** begin **

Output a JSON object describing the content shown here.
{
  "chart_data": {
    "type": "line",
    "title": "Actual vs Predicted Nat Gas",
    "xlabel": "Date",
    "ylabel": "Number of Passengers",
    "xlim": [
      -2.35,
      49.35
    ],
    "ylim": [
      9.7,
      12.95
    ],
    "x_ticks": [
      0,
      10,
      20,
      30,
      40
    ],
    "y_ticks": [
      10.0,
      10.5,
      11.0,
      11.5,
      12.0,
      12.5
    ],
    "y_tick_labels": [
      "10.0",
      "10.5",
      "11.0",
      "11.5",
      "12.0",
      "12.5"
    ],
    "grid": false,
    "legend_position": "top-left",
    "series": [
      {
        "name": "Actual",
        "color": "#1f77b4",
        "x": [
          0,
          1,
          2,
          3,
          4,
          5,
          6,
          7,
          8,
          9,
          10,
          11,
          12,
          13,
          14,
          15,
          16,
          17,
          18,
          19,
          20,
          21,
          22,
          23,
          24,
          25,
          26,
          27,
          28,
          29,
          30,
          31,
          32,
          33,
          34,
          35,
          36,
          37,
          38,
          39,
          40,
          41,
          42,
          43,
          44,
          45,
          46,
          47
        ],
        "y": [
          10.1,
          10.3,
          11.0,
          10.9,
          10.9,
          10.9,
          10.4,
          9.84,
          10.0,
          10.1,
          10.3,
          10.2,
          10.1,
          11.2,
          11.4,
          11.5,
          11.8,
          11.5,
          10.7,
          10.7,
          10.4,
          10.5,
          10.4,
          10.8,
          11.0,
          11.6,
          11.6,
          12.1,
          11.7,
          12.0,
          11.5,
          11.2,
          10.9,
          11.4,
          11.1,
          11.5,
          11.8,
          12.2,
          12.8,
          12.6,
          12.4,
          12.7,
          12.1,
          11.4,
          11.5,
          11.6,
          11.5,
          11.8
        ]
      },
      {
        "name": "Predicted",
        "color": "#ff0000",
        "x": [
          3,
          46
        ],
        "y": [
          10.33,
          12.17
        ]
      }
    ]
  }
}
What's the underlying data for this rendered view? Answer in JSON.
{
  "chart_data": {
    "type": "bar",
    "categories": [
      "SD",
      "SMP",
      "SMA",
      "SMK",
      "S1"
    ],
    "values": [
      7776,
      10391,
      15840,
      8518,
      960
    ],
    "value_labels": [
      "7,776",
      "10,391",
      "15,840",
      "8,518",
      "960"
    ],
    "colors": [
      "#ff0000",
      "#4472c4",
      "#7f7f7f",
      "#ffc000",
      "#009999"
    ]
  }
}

** end **

* [WHAT THE TASK ASKS]
Select every line where the word "JSON" occurs.

* [CORRECT OUTPUT]
Output a JSON object describing the content shown here.
What's the underlying data for this rendered view? Answer in JSON.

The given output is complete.